WRITTEN EXERCISE: Find how many lines in the data below include the word "phone", then write only that number.
────────────────────────────────────────
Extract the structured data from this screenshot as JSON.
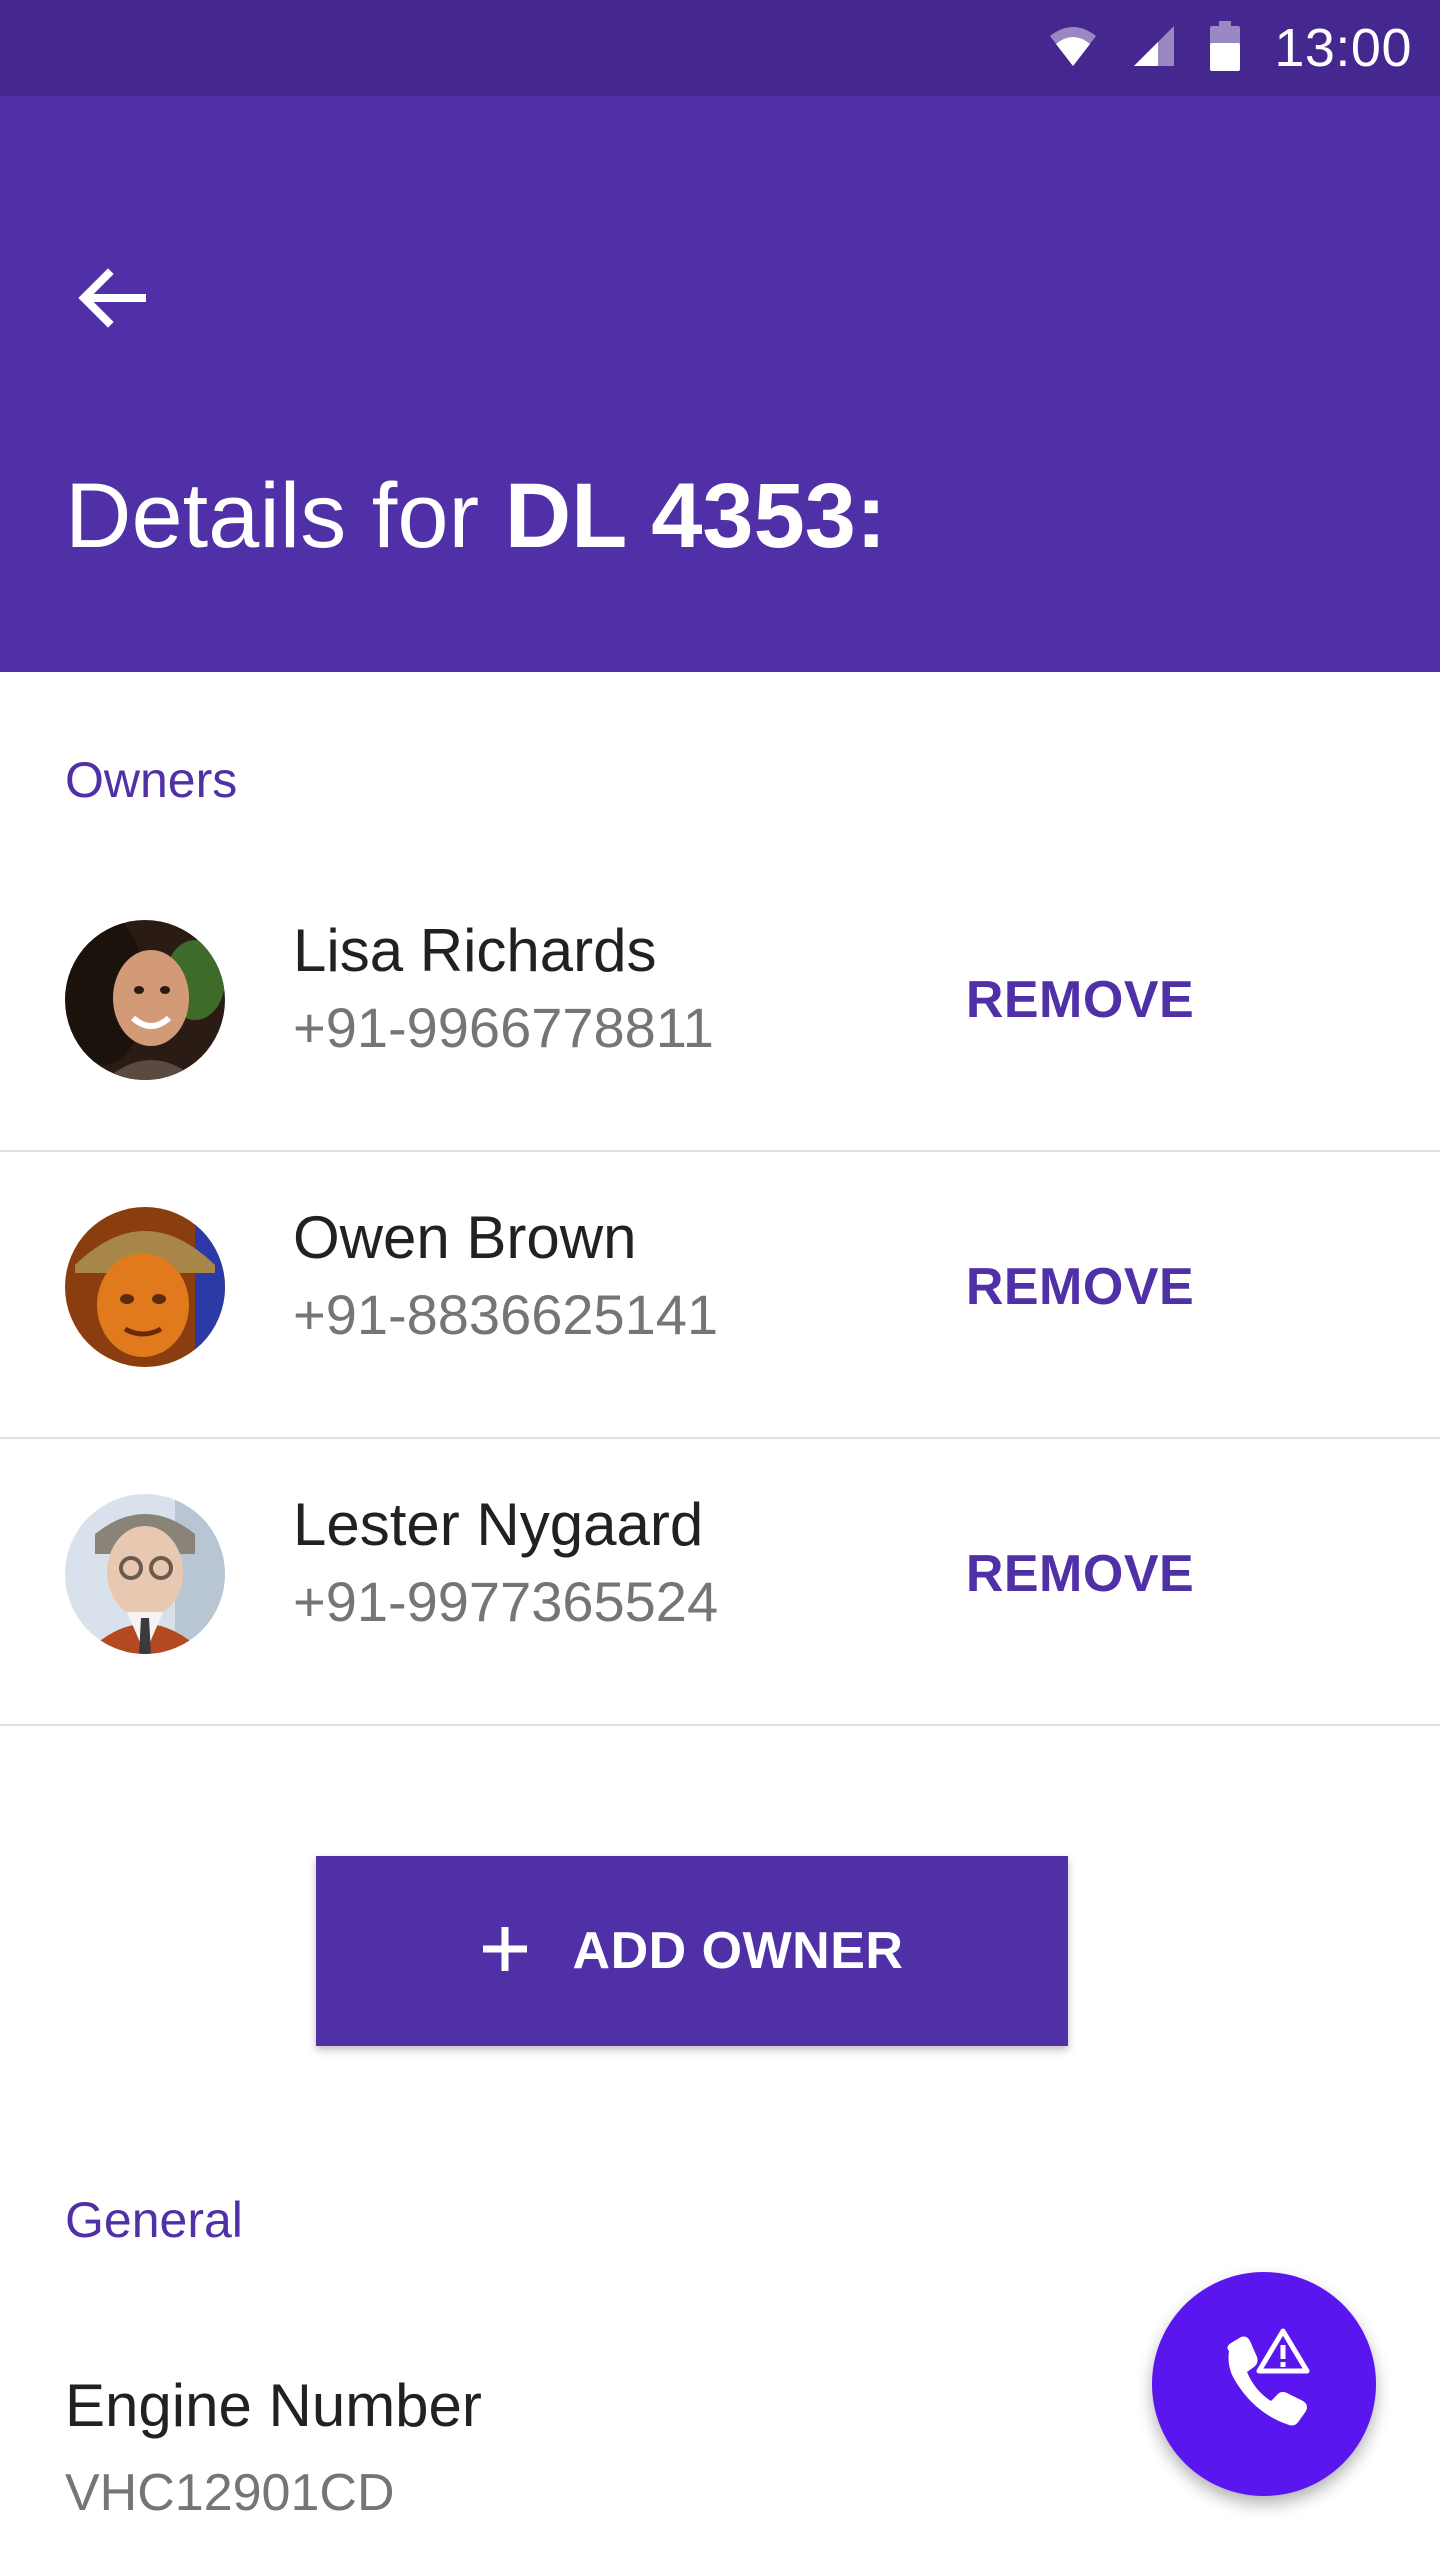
{
  "status_bar": {
    "time": "13:00",
    "icons": [
      "wifi-icon",
      "cell-signal-icon",
      "battery-icon"
    ]
  },
  "app_bar": {
    "back_icon": "arrow-back-icon",
    "title_prefix": "Details for ",
    "title_strong": "DL 4353:",
    "color": "#5030a6"
  },
  "owners": {
    "header": "Owners",
    "items": [
      {
        "name": "Lisa Richards",
        "phone": "+91-9966778811",
        "action": "REMOVE"
      },
      {
        "name": "Owen Brown",
        "phone": "+91-8836625141",
        "action": "REMOVE"
      },
      {
        "name": "Lester Nygaard",
        "phone": "+91-9977365524",
        "action": "REMOVE"
      }
    ],
    "add_button": {
      "icon": "plus-icon",
      "label": "ADD OWNER"
    }
  },
  "general": {
    "header": "General",
    "fields": [
      {
        "label": "Engine Number",
        "value": "VHC12901CD"
      }
    ]
  },
  "fab": {
    "icon": "phone-alert-icon",
    "color": "#5a16ef"
  },
  "colors": {
    "status_bar": "#452790",
    "primary": "#5030a6",
    "secondary_text": "#757575",
    "divider": "#e0e0e0"
  }
}
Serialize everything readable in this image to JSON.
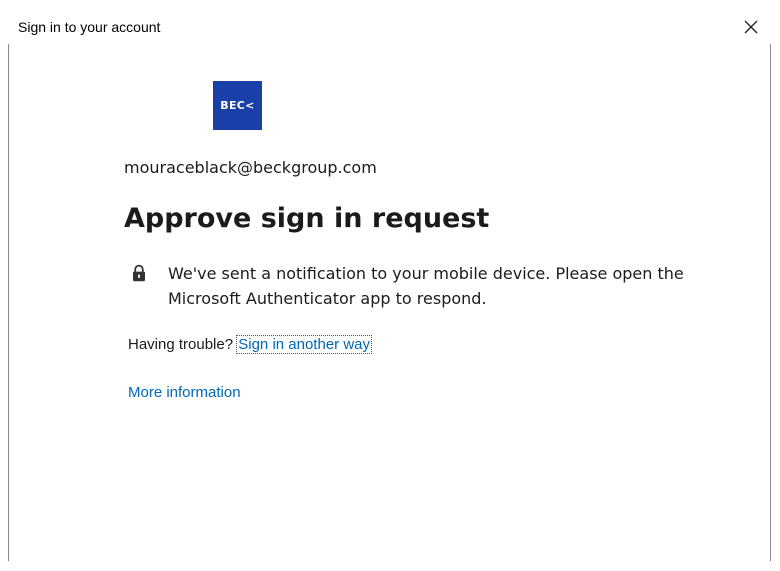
{
  "window": {
    "title": "Sign in to your account",
    "close_icon": "close-icon"
  },
  "logo": {
    "text": "BEC<",
    "color": "#1b3fa8"
  },
  "account": {
    "email": "mouraceblack@beckgroup.com"
  },
  "main": {
    "heading": "Approve sign in request",
    "notice_icon": "lock-icon",
    "notice_text": "We've sent a notification to your mobile device. Please open the Microsoft Authenticator app to respond."
  },
  "trouble": {
    "prompt": "Having trouble?",
    "link_label": "Sign in another way"
  },
  "more_info": {
    "label": "More information"
  },
  "colors": {
    "link": "#0067b8",
    "text": "#1b1b1b"
  }
}
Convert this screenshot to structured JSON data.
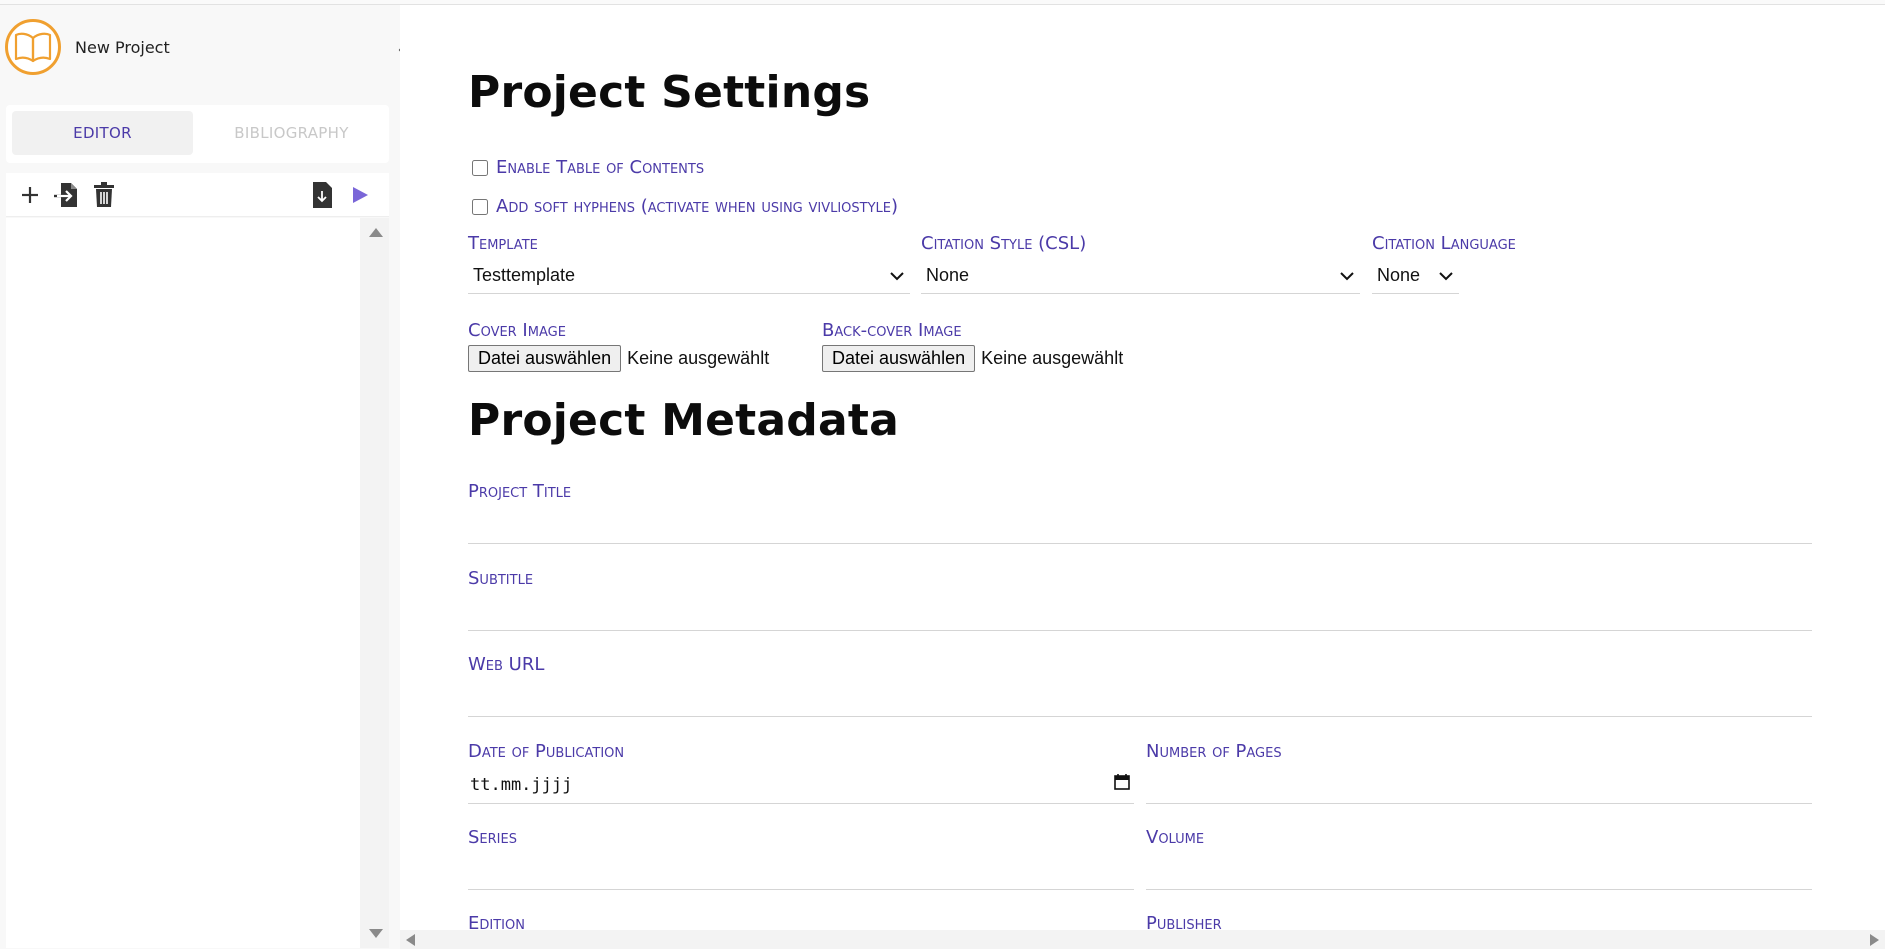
{
  "app": {
    "project_name": "New Project",
    "logo_icon": "open-book-icon",
    "accent_color": "#4b3aa8",
    "logo_color": "#f0a030"
  },
  "sidebar": {
    "tabs": [
      {
        "label": "EDITOR",
        "active": true
      },
      {
        "label": "BIBLIOGRAPHY",
        "active": false
      }
    ],
    "toolbar": {
      "left_icons": [
        "plus-icon",
        "import-file-icon",
        "trash-icon"
      ],
      "right_icons": [
        "download-file-icon",
        "play-icon"
      ]
    }
  },
  "settings": {
    "title": "Project Settings",
    "checkbox_toc": "Enable Table of Contents",
    "checkbox_hyphens": "Add soft hyphens (activate when using vivliostyle)",
    "template_label": "Template",
    "template_value": "Testtemplate",
    "csl_label": "Citation Style (CSL)",
    "csl_value": "None",
    "citation_lang_label": "Citation Language",
    "citation_lang_value": "None",
    "cover_label": "Cover Image",
    "back_cover_label": "Back-cover Image",
    "file_button": "Datei auswählen",
    "file_none": "Keine ausgewählt"
  },
  "metadata": {
    "title": "Project Metadata",
    "project_title_label": "Project Title",
    "subtitle_label": "Subtitle",
    "web_url_label": "Web URL",
    "date_label": "Date of Publication",
    "date_placeholder": "tt.mm.jjjj",
    "pages_label": "Number of Pages",
    "series_label": "Series",
    "volume_label": "Volume",
    "edition_label": "Edition",
    "publisher_label": "Publisher"
  }
}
────────────────────────────────────────
EXPECTED ANSWER: 4